EXERCISE>
Retype each record below word for word. Leave the pictures out.

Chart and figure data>

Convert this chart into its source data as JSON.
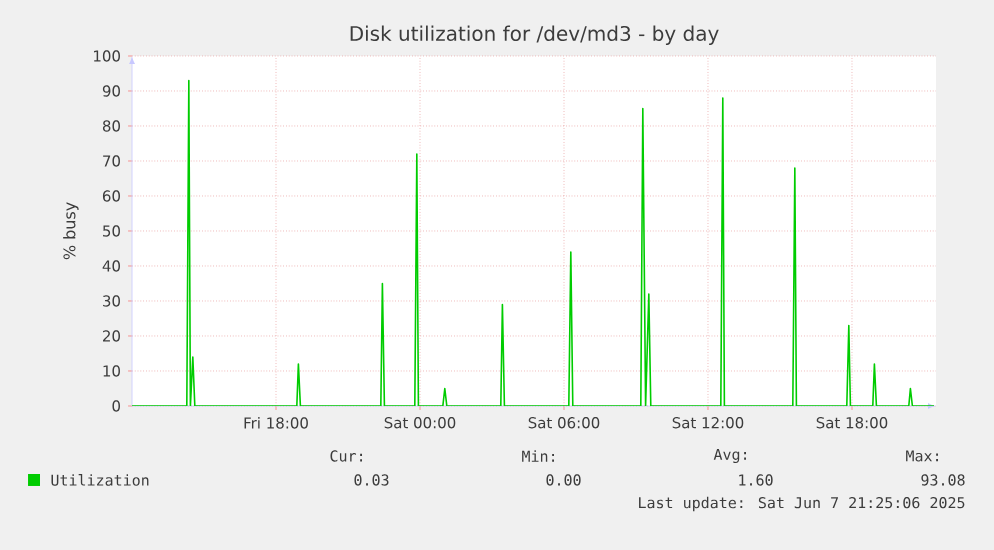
{
  "chart_data": {
    "type": "line",
    "title": "Disk utilization for /dev/md3 - by day",
    "ylabel": "% busy",
    "xlim": [
      "2025-06-06T12:00",
      "2025-06-07T21:30"
    ],
    "ylim": [
      0,
      100
    ],
    "xticks": [
      {
        "value": "2025-06-06T18:00",
        "label": "Fri 18:00"
      },
      {
        "value": "2025-06-07T00:00",
        "label": "Sat 00:00"
      },
      {
        "value": "2025-06-07T06:00",
        "label": "Sat 06:00"
      },
      {
        "value": "2025-06-07T12:00",
        "label": "Sat 12:00"
      },
      {
        "value": "2025-06-07T18:00",
        "label": "Sat 18:00"
      }
    ],
    "yticks": [
      0,
      10,
      20,
      30,
      40,
      50,
      60,
      70,
      80,
      90,
      100
    ],
    "grid": true,
    "legend": "bottom",
    "marker": "none",
    "line_style": "solid",
    "series": [
      {
        "name": "Utilization",
        "color": "#00cc00",
        "x": [
          "2025-06-06T12:00",
          "2025-06-06T14:17",
          "2025-06-06T14:22",
          "2025-06-06T14:26",
          "2025-06-06T14:32",
          "2025-06-06T14:37",
          "2025-06-06T18:52",
          "2025-06-06T18:56",
          "2025-06-06T19:01",
          "2025-06-06T22:22",
          "2025-06-06T22:26",
          "2025-06-06T22:31",
          "2025-06-06T23:47",
          "2025-06-06T23:52",
          "2025-06-06T23:56",
          "2025-06-07T00:57",
          "2025-06-07T01:02",
          "2025-06-07T01:07",
          "2025-06-07T03:22",
          "2025-06-07T03:26",
          "2025-06-07T03:31",
          "2025-06-07T06:12",
          "2025-06-07T06:17",
          "2025-06-07T06:22",
          "2025-06-07T09:12",
          "2025-06-07T09:17",
          "2025-06-07T09:24",
          "2025-06-07T09:32",
          "2025-06-07T09:37",
          "2025-06-07T12:32",
          "2025-06-07T12:37",
          "2025-06-07T12:41",
          "2025-06-07T15:32",
          "2025-06-07T15:37",
          "2025-06-07T15:41",
          "2025-06-07T17:47",
          "2025-06-07T17:52",
          "2025-06-07T17:56",
          "2025-06-07T18:52",
          "2025-06-07T18:56",
          "2025-06-07T19:01",
          "2025-06-07T20:22",
          "2025-06-07T20:26",
          "2025-06-07T20:31",
          "2025-06-07T21:25"
        ],
        "values": [
          0,
          0,
          93,
          0,
          14,
          0,
          0,
          12,
          0,
          0,
          35,
          0,
          0,
          72,
          0,
          0,
          5,
          0,
          0,
          29,
          0,
          0,
          44,
          0,
          0,
          85,
          0,
          32,
          0,
          0,
          88,
          0,
          0,
          68,
          0,
          0,
          23,
          0,
          0,
          12,
          0,
          0,
          5,
          0,
          0
        ]
      }
    ],
    "annotations": [
      "Cur:",
      "0.03",
      "Min:",
      "0.00",
      "Avg:",
      "1.60",
      "Max:",
      "93.08",
      "Last update: Sat Jun  7 21:25:06 2025"
    ]
  }
}
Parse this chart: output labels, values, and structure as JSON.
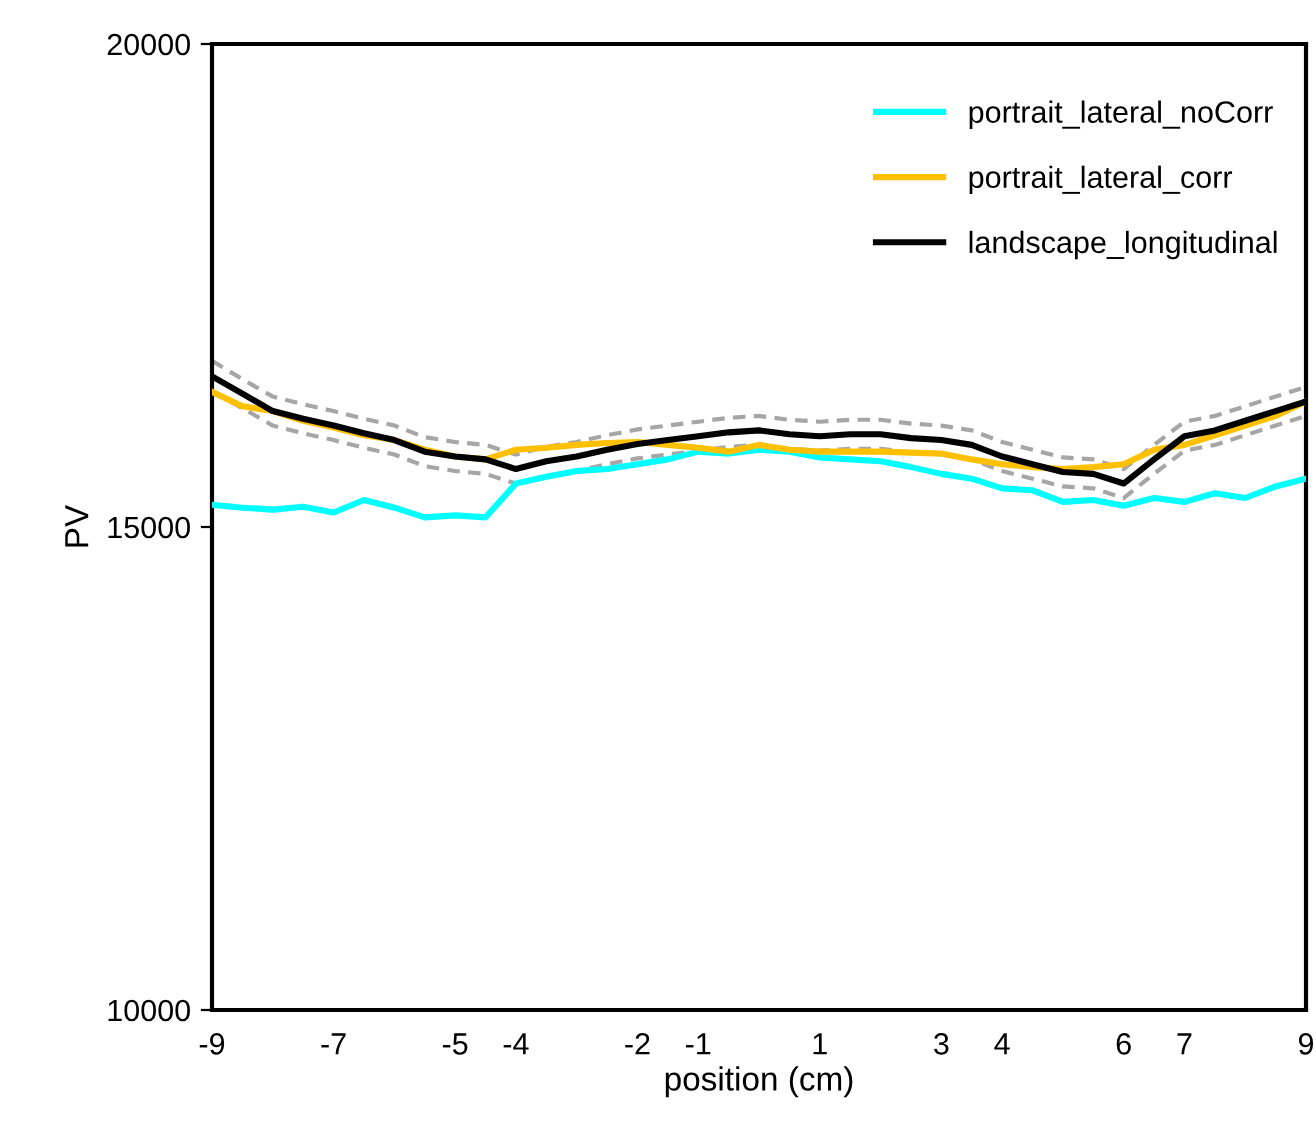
{
  "chart_data": {
    "type": "line",
    "xlabel": "position (cm)",
    "ylabel": "PV",
    "x": [
      -9,
      -8.5,
      -8,
      -7.5,
      -7,
      -6.5,
      -6,
      -5.5,
      -5,
      -4.5,
      -4,
      -3.5,
      -3,
      -2.5,
      -2,
      -1.5,
      -1,
      -0.5,
      0,
      0.5,
      1,
      1.5,
      2,
      2.5,
      3,
      3.5,
      4,
      4.5,
      5,
      5.5,
      6,
      6.5,
      7,
      7.5,
      8,
      8.5,
      9
    ],
    "series": [
      {
        "name": "portrait_lateral_noCorr",
        "color": "#00ffff",
        "values": [
          15230,
          15200,
          15180,
          15210,
          15150,
          15280,
          15200,
          15100,
          15120,
          15100,
          15450,
          15520,
          15580,
          15600,
          15650,
          15700,
          15780,
          15760,
          15800,
          15780,
          15720,
          15700,
          15680,
          15620,
          15550,
          15500,
          15400,
          15380,
          15260,
          15280,
          15220,
          15300,
          15260,
          15350,
          15300,
          15420,
          15500
        ]
      },
      {
        "name": "portrait_lateral_corr",
        "color": "#ffc000",
        "values": [
          16400,
          16250,
          16200,
          16100,
          16030,
          15950,
          15900,
          15800,
          15730,
          15700,
          15800,
          15820,
          15850,
          15870,
          15880,
          15850,
          15820,
          15780,
          15850,
          15800,
          15780,
          15780,
          15780,
          15770,
          15760,
          15700,
          15650,
          15620,
          15600,
          15620,
          15650,
          15800,
          15850,
          15950,
          16050,
          16150,
          16300
        ]
      },
      {
        "color": "#a6a6a6",
        "line_style": "dashed",
        "values": [
          16400,
          16230,
          16050,
          15970,
          15900,
          15820,
          15750,
          15630,
          15580,
          15550,
          15450,
          15530,
          15580,
          15650,
          15710,
          15750,
          15790,
          15830,
          15850,
          15810,
          15790,
          15810,
          15810,
          15770,
          15750,
          15700,
          15580,
          15500,
          15420,
          15400,
          15300,
          15550,
          15790,
          15850,
          15950,
          16050,
          16150
        ]
      },
      {
        "color": "#a6a6a6",
        "line_style": "dashed",
        "values": [
          16720,
          16530,
          16350,
          16270,
          16200,
          16120,
          16050,
          15930,
          15880,
          15850,
          15750,
          15830,
          15880,
          15950,
          16010,
          16050,
          16090,
          16130,
          16150,
          16110,
          16090,
          16110,
          16110,
          16070,
          16050,
          16000,
          15880,
          15800,
          15720,
          15700,
          15600,
          15850,
          16090,
          16150,
          16250,
          16350,
          16450
        ]
      },
      {
        "name": "landscape_longitudinal",
        "color": "#000000",
        "values": [
          16560,
          16380,
          16200,
          16120,
          16050,
          15970,
          15900,
          15780,
          15730,
          15700,
          15600,
          15680,
          15730,
          15800,
          15860,
          15900,
          15940,
          15980,
          16000,
          15960,
          15940,
          15960,
          15960,
          15920,
          15900,
          15850,
          15730,
          15650,
          15570,
          15550,
          15450,
          15700,
          15940,
          16000,
          16100,
          16200,
          16300
        ]
      }
    ],
    "xlim": [
      -9,
      9
    ],
    "xticks": [
      -9,
      -7,
      -5,
      -4,
      -2,
      -1,
      1,
      3,
      4,
      6,
      7,
      9
    ],
    "ylim": [
      10000,
      20000
    ],
    "yticks": [
      10000,
      15000,
      20000
    ],
    "grid": false,
    "legend": "top right",
    "marker": "none",
    "line_style": "solid"
  }
}
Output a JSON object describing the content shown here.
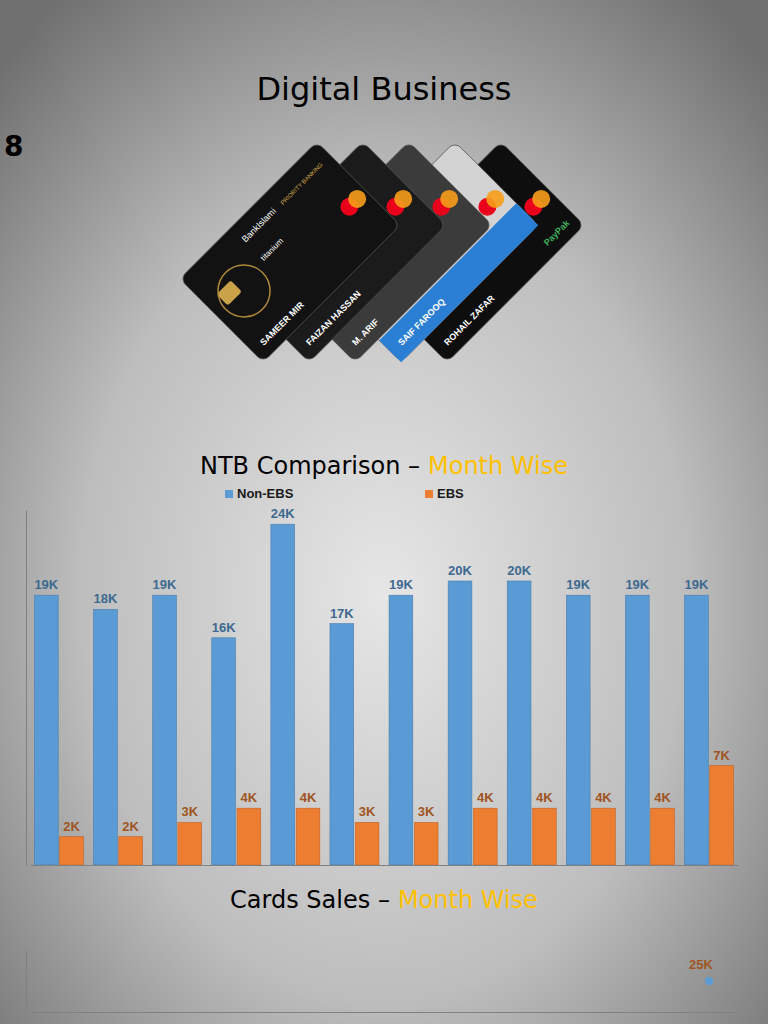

SOLUTION FOR THIS EXERCISE>
Convert this chart into its source data as JSON.
{
  "chart_data": {
    "type": "line",
    "title": "Disk utilization for /dev/md3 - by day",
    "ylabel": "% busy",
    "xlim": [
      "2025-06-06T12:00",
      "2025-06-07T21:30"
    ],
    "ylim": [
      0,
      100
    ],
    "xticks": [
      {
        "value": "2025-06-06T18:00",
        "label": "Fri 18:00"
      },
      {
        "value": "2025-06-07T00:00",
        "label": "Sat 00:00"
      },
      {
        "value": "2025-06-07T06:00",
        "label": "Sat 06:00"
      },
      {
        "value": "2025-06-07T12:00",
        "label": "Sat 12:00"
      },
      {
        "value": "2025-06-07T18:00",
        "label": "Sat 18:00"
      }
    ],
    "yticks": [
      0,
      10,
      20,
      30,
      40,
      50,
      60,
      70,
      80,
      90,
      100
    ],
    "grid": true,
    "legend": "bottom",
    "marker": "none",
    "line_style": "solid",
    "series": [
      {
        "name": "Utilization",
        "color": "#00cc00",
        "x": [
          "2025-06-06T12:00",
          "2025-06-06T14:17",
          "2025-06-06T14:22",
          "2025-06-06T14:26",
          "2025-06-06T14:32",
          "2025-06-06T14:37",
          "2025-06-06T18:52",
          "2025-06-06T18:56",
          "2025-06-06T19:01",
          "2025-06-06T22:22",
          "2025-06-06T22:26",
          "2025-06-06T22:31",
          "2025-06-06T23:47",
          "2025-06-06T23:52",
          "2025-06-06T23:56",
          "2025-06-07T00:57",
          "2025-06-07T01:02",
          "2025-06-07T01:07",
          "2025-06-07T03:22",
          "2025-06-07T03:26",
          "2025-06-07T03:31",
          "2025-06-07T06:12",
          "2025-06-07T06:17",
          "2025-06-07T06:22",
          "2025-06-07T09:12",
          "2025-06-07T09:17",
          "2025-06-07T09:24",
          "2025-06-07T09:32",
          "2025-06-07T09:37",
          "2025-06-07T12:32",
          "2025-06-07T12:37",
          "2025-06-07T12:41",
          "2025-06-07T15:32",
          "2025-06-07T15:37",
          "2025-06-07T15:41",
          "2025-06-07T17:47",
          "2025-06-07T17:52",
          "2025-06-07T17:56",
          "2025-06-07T18:52",
          "2025-06-07T18:56",
          "2025-06-07T19:01",
          "2025-06-07T20:22",
          "2025-06-07T20:26",
          "2025-06-07T20:31",
          "2025-06-07T21:25"
        ],
        "values": [
          0,
          0,
          93,
          0,
          14,
          0,
          0,
          12,
          0,
          0,
          35,
          0,
          0,
          72,
          0,
          0,
          5,
          0,
          0,
          29,
          0,
          0,
          44,
          0,
          0,
          85,
          0,
          32,
          0,
          0,
          88,
          0,
          0,
          68,
          0,
          0,
          23,
          0,
          0,
          12,
          0,
          0,
          5,
          0,
          0
        ]
      }
    ],
    "annotations": [
      "Cur:",
      "0.03",
      "Min:",
      "0.00",
      "Avg:",
      "1.60",
      "Max:",
      "93.08",
      "Last update: Sat Jun  7 21:25:06 2025"
    ]
  }
}
Parse this chart: output labels, values, and structure as JSON.
{
  "chart_data": {
    "type": "line",
    "xlabel": "position (cm)",
    "ylabel": "PV",
    "x": [
      -9,
      -8.5,
      -8,
      -7.5,
      -7,
      -6.5,
      -6,
      -5.5,
      -5,
      -4.5,
      -4,
      -3.5,
      -3,
      -2.5,
      -2,
      -1.5,
      -1,
      -0.5,
      0,
      0.5,
      1,
      1.5,
      2,
      2.5,
      3,
      3.5,
      4,
      4.5,
      5,
      5.5,
      6,
      6.5,
      7,
      7.5,
      8,
      8.5,
      9
    ],
    "series": [
      {
        "name": "portrait_lateral_noCorr",
        "color": "#00ffff",
        "values": [
          15230,
          15200,
          15180,
          15210,
          15150,
          15280,
          15200,
          15100,
          15120,
          15100,
          15450,
          15520,
          15580,
          15600,
          15650,
          15700,
          15780,
          15760,
          15800,
          15780,
          15720,
          15700,
          15680,
          15620,
          15550,
          15500,
          15400,
          15380,
          15260,
          15280,
          15220,
          15300,
          15260,
          15350,
          15300,
          15420,
          15500
        ]
      },
      {
        "name": "portrait_lateral_corr",
        "color": "#ffc000",
        "values": [
          16400,
          16250,
          16200,
          16100,
          16030,
          15950,
          15900,
          15800,
          15730,
          15700,
          15800,
          15820,
          15850,
          15870,
          15880,
          15850,
          15820,
          15780,
          15850,
          15800,
          15780,
          15780,
          15780,
          15770,
          15760,
          15700,
          15650,
          15620,
          15600,
          15620,
          15650,
          15800,
          15850,
          15950,
          16050,
          16150,
          16300
        ]
      },
      {
        "color": "#a6a6a6",
        "line_style": "dashed",
        "values": [
          16400,
          16230,
          16050,
          15970,
          15900,
          15820,
          15750,
          15630,
          15580,
          15550,
          15450,
          15530,
          15580,
          15650,
          15710,
          15750,
          15790,
          15830,
          15850,
          15810,
          15790,
          15810,
          15810,
          15770,
          15750,
          15700,
          15580,
          15500,
          15420,
          15400,
          15300,
          15550,
          15790,
          15850,
          15950,
          16050,
          16150
        ]
      },
      {
        "color": "#a6a6a6",
        "line_style": "dashed",
        "values": [
          16720,
          16530,
          16350,
          16270,
          16200,
          16120,
          16050,
          15930,
          15880,
          15850,
          15750,
          15830,
          15880,
          15950,
          16010,
          16050,
          16090,
          16130,
          16150,
          16110,
          16090,
          16110,
          16110,
          16070,
          16050,
          16000,
          15880,
          15800,
          15720,
          15700,
          15600,
          15850,
          16090,
          16150,
          16250,
          16350,
          16450
        ]
      },
      {
        "name": "landscape_longitudinal",
        "color": "#000000",
        "values": [
          16560,
          16380,
          16200,
          16120,
          16050,
          15970,
          15900,
          15780,
          15730,
          15700,
          15600,
          15680,
          15730,
          15800,
          15860,
          15900,
          15940,
          15980,
          16000,
          15960,
          15940,
          15960,
          15960,
          15920,
          15900,
          15850,
          15730,
          15650,
          15570,
          15550,
          15450,
          15700,
          15940,
          16000,
          16100,
          16200,
          16300
        ]
      }
    ],
    "xlim": [
      -9,
      9
    ],
    "xticks": [
      -9,
      -7,
      -5,
      -4,
      -2,
      -1,
      1,
      3,
      4,
      6,
      7,
      9
    ],
    "ylim": [
      10000,
      20000
    ],
    "yticks": [
      10000,
      15000,
      20000
    ],
    "grid": false,
    "legend": "top right",
    "marker": "none",
    "line_style": "solid"
  }
}
Output a JSON object describing the content shown here.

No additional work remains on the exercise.